Input for this task:
+ + + + +

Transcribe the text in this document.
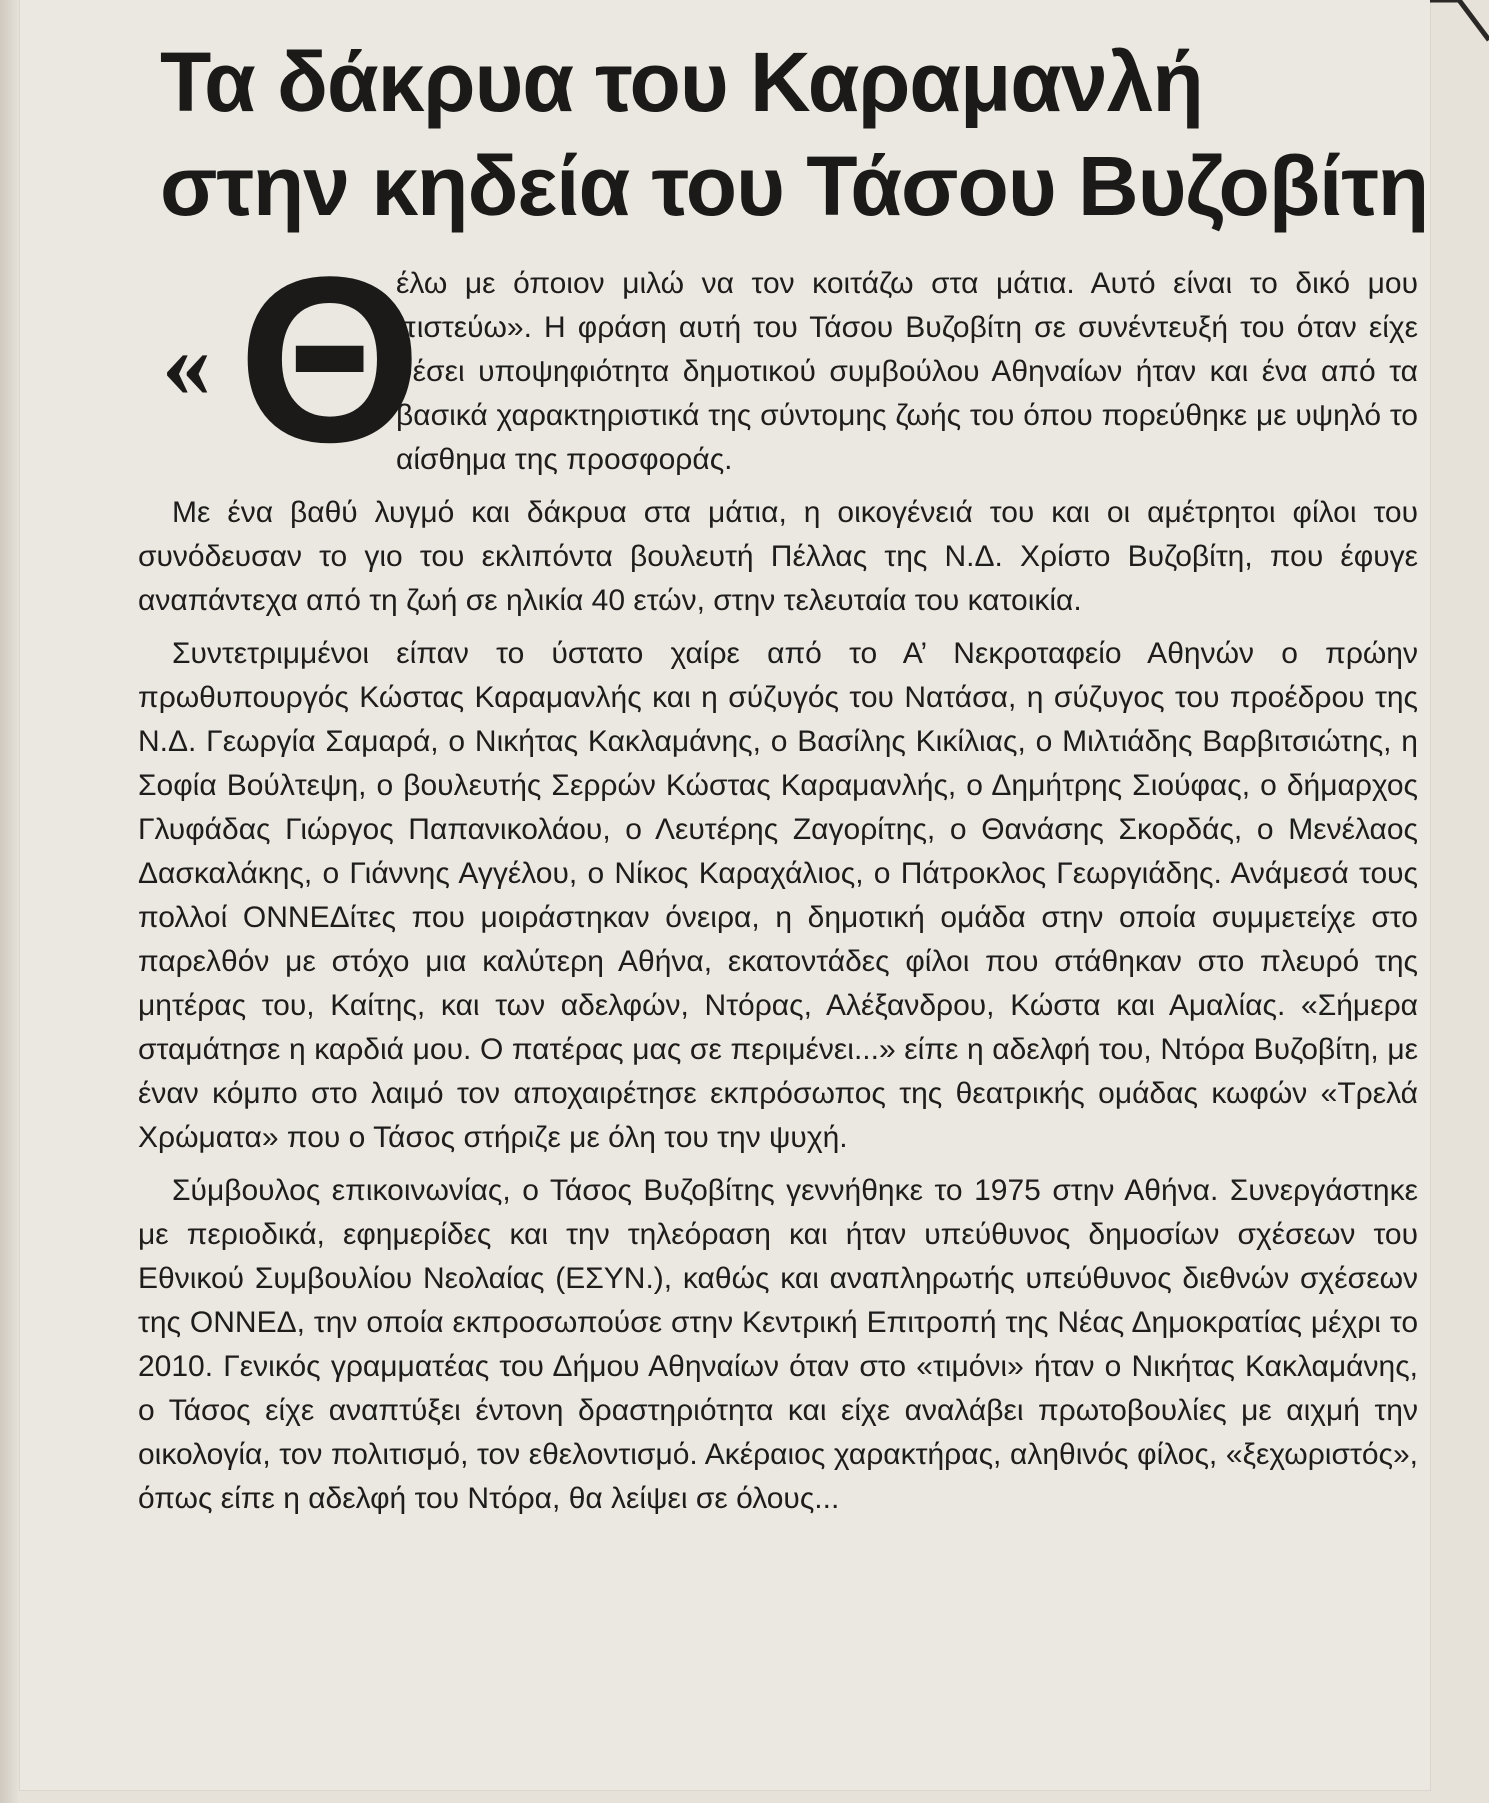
Τα δάκρυα του Καραμανλή
στην κηδεία του Τάσου Βυζοβίτη

« Θ
έλω με όποιον μιλώ να τον κοιτάζω στα μάτια. Αυτό είναι το δικό μου πιστεύω». Η φράση αυτή του Τάσου Βυζοβίτη σε συνέντευξή του όταν είχε θέσει υποψηφιότητα δημοτικού συμβούλου Αθηναίων ήταν και ένα από τα βασικά χαρακτηριστικά της σύντομης ζωής του όπου πορεύθηκε με υψηλό το αίσθημα της προσφοράς.

Με ένα βαθύ λυγμό και δάκρυα στα μάτια, η οικογένειά του και οι αμέτρητοι φίλοι του συνόδευσαν το γιο του εκλιπόντα βουλευτή Πέλλας της Ν.Δ. Χρίστο Βυζοβίτη, που έφυγε αναπάντεχα από τη ζωή σε ηλικία 40 ετών, στην τελευταία του κατοικία.

Συντετριμμένοι είπαν το ύστατο χαίρε από το Α’ Νεκροταφείο Αθηνών ο πρώην πρωθυπουργός Κώστας Καραμανλής και η σύζυγός του Νατάσα, η σύζυγος του προέδρου της Ν.Δ. Γεωργία Σαμαρά, ο Νικήτας Κακλαμάνης, ο Βασίλης Κικίλιας, ο Μιλτιάδης Βαρβιτσιώτης, η Σοφία Βούλτεψη, ο βουλευτής Σερρών Κώστας Καραμανλής, ο Δημήτρης Σιούφας, ο δήμαρχος Γλυφάδας Γιώργος Παπανικολάου, ο Λευτέρης Ζαγορίτης, ο Θανάσης Σκορδάς, ο Μενέλαος Δασκαλάκης, ο Γιάννης Αγγέλου, ο Νίκος Καραχάλιος, ο Πάτροκλος Γεωργιάδης. Ανάμεσά τους πολλοί ΟΝΝΕΔίτες που μοιράστηκαν όνειρα, η δημοτική ομάδα στην οποία συμμετείχε στο παρελθόν με στόχο μια καλύτερη Αθήνα, εκατοντάδες φίλοι που στάθηκαν στο πλευρό της μητέρας του, Καίτης, και των αδελφών, Ντόρας, Αλέξανδρου, Κώστα και Αμαλίας. «Σήμερα σταμάτησε η καρδιά μου. Ο πατέρας μας σε περιμένει...» είπε η αδελφή του, Ντόρα Βυζοβίτη, με έναν κόμπο στο λαιμό τον αποχαιρέτησε εκπρόσωπος της θεατρικής ομάδας κωφών «Τρελά Χρώματα» που ο Τάσος στήριζε με όλη του την ψυχή.

Σύμβουλος επικοινωνίας, ο Τάσος Βυζοβίτης γεννήθηκε το 1975 στην Αθήνα. Συνεργάστηκε με περιοδικά, εφημερίδες και την τηλεόραση και ήταν υπεύθυνος δημοσίων σχέσεων του Εθνικού Συμβουλίου Νεολαίας (ΕΣΥΝ.), καθώς και αναπληρωτής υπεύθυνος διεθνών σχέσεων της ΟΝΝΕΔ, την οποία εκπροσωπούσε στην Κεντρική Επιτροπή της Νέας Δημοκρατίας μέχρι το 2010. Γενικός γραμματέας του Δήμου Αθηναίων όταν στο «τιμόνι» ήταν ο Νικήτας Κακλαμάνης, ο Τάσος είχε αναπτύξει έντονη δραστηριότητα και είχε αναλάβει πρωτοβουλίες με αιχμή την οικολογία, τον πολιτισμό, τον εθελοντισμό. Ακέραιος χαρακτήρας, αληθινός φίλος, «ξεχωριστός», όπως είπε η αδελφή του Ντόρα, θα λείψει σε όλους...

+ + + + +

What is expected:
Repeat each entry exactly as given; no pictures belong in the copy.

Result of the task:
Transcribe the text in this document.
Τα δάκρυα του Καραμανλή
στην κηδεία του Τάσου Βυζοβίτη

« Θ
έλω με όποιον μιλώ να τον κοιτάζω στα μάτια. Αυτό είναι το δικό μου πιστεύω». Η φράση αυτή του Τάσου Βυζοβίτη σε συνέντευξή του όταν είχε θέσει υποψηφιότητα δημοτικού συμβούλου Αθηναίων ήταν και ένα από τα βασικά χαρακτηριστικά της σύντομης ζωής του όπου πορεύθηκε με υψηλό το αίσθημα της προσφοράς.

Με ένα βαθύ λυγμό και δάκρυα στα μάτια, η οικογένειά του και οι αμέτρητοι φίλοι του συνόδευσαν το γιο του εκλιπόντα βουλευτή Πέλλας της Ν.Δ. Χρίστο Βυζοβίτη, που έφυγε αναπάντεχα από τη ζωή σε ηλικία 40 ετών, στην τελευταία του κατοικία.

Συντετριμμένοι είπαν το ύστατο χαίρε από το Α’ Νεκροταφείο Αθηνών ο πρώην πρωθυπουργός Κώστας Καραμανλής και η σύζυγός του Νατάσα, η σύζυγος του προέδρου της Ν.Δ. Γεωργία Σαμαρά, ο Νικήτας Κακλαμάνης, ο Βασίλης Κικίλιας, ο Μιλτιάδης Βαρβιτσιώτης, η Σοφία Βούλτεψη, ο βουλευτής Σερρών Κώστας Καραμανλής, ο Δημήτρης Σιούφας, ο δήμαρχος Γλυφάδας Γιώργος Παπανικολάου, ο Λευτέρης Ζαγορίτης, ο Θανάσης Σκορδάς, ο Μενέλαος Δασκαλάκης, ο Γιάννης Αγγέλου, ο Νίκος Καραχάλιος, ο Πάτροκλος Γεωργιάδης. Ανάμεσά τους πολλοί ΟΝΝΕΔίτες που μοιράστηκαν όνειρα, η δημοτική ομάδα στην οποία συμμετείχε στο παρελθόν με στόχο μια καλύτερη Αθήνα, εκατοντάδες φίλοι που στάθηκαν στο πλευρό της μητέρας του, Καίτης, και των αδελφών, Ντόρας, Αλέξανδρου, Κώστα και Αμαλίας. «Σήμερα σταμάτησε η καρδιά μου. Ο πατέρας μας σε περιμένει...» είπε η αδελφή του, Ντόρα Βυζοβίτη, με έναν κόμπο στο λαιμό τον αποχαιρέτησε εκπρόσωπος της θεατρικής ομάδας κωφών «Τρελά Χρώματα» που ο Τάσος στήριζε με όλη του την ψυχή.

Σύμβουλος επικοινωνίας, ο Τάσος Βυζοβίτης γεννήθηκε το 1975 στην Αθήνα. Συνεργάστηκε με περιοδικά, εφημερίδες και την τηλεόραση και ήταν υπεύθυνος δημοσίων σχέσεων του Εθνικού Συμβουλίου Νεολαίας (ΕΣΥΝ.), καθώς και αναπληρωτής υπεύθυνος διεθνών σχέσεων της ΟΝΝΕΔ, την οποία εκπροσωπούσε στην Κεντρική Επιτροπή της Νέας Δημοκρατίας μέχρι το 2010. Γενικός γραμματέας του Δήμου Αθηναίων όταν στο «τιμόνι» ήταν ο Νικήτας Κακλαμάνης, ο Τάσος είχε αναπτύξει έντονη δραστηριότητα και είχε αναλάβει πρωτοβουλίες με αιχμή την οικολογία, τον πολιτισμό, τον εθελοντισμό. Ακέραιος χαρακτήρας, αληθινός φίλος, «ξεχωριστός», όπως είπε η αδελφή του Ντόρα, θα λείψει σε όλους...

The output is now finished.